__Task requirements__: Work through the material below line by line and say how many lines include the word "JRip". Only the number, please.
— START OF Data supplied —
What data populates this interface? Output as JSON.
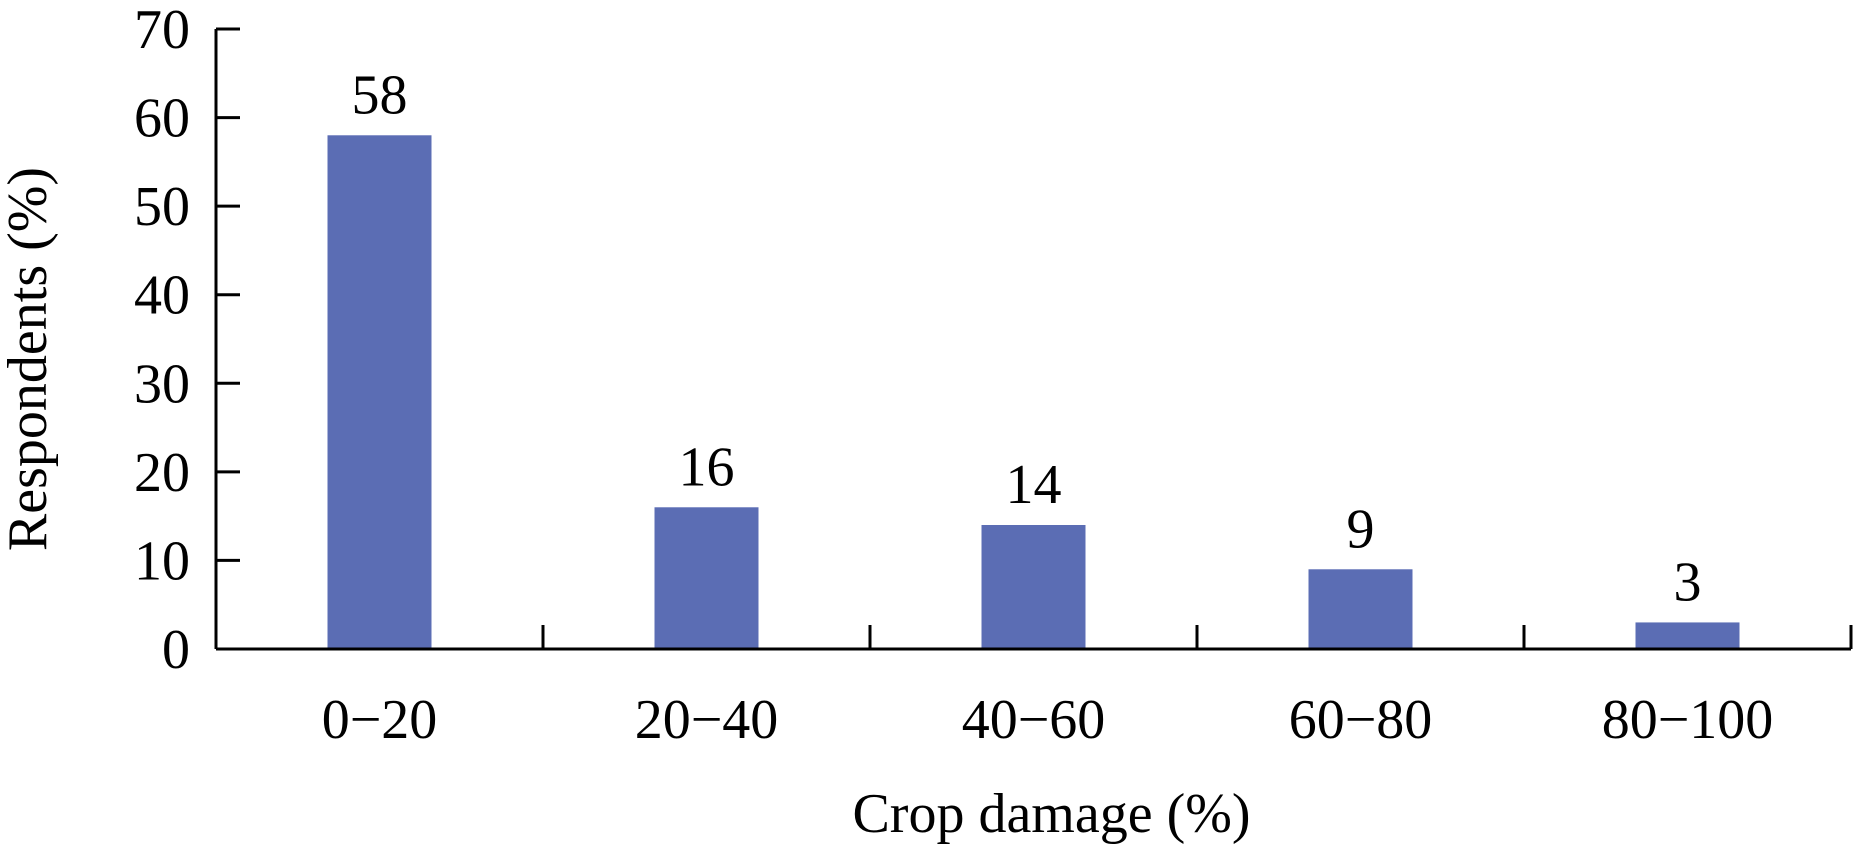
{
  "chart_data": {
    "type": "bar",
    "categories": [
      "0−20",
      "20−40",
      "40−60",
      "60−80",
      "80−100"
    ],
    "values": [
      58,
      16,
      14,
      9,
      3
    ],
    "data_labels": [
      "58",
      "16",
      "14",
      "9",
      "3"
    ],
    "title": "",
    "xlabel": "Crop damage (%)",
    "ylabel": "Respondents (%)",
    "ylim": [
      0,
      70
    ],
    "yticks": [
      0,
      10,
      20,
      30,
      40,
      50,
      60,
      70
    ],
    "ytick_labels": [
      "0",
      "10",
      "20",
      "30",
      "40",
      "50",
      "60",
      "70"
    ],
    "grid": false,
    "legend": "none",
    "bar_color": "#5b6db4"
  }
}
— END OF Data supplied —
— START OF Data supplied —
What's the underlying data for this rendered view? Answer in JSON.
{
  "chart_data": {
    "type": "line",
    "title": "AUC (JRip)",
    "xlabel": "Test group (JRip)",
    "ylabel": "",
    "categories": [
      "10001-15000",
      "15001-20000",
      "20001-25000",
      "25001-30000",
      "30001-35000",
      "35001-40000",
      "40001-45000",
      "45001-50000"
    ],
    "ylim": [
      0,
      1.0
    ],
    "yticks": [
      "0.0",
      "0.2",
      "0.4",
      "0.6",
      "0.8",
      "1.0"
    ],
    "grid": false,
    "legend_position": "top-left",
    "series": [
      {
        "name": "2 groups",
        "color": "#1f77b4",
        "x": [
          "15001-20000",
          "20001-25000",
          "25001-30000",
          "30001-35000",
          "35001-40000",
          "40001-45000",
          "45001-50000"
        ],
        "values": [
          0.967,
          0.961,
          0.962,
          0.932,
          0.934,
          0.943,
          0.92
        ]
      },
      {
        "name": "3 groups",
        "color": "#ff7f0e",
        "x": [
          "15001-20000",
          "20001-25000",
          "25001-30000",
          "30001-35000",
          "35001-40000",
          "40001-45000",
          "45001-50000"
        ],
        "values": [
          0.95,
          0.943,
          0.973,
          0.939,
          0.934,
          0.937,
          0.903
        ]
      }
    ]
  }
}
— END OF Data supplied —
__Answer to the problem__: 2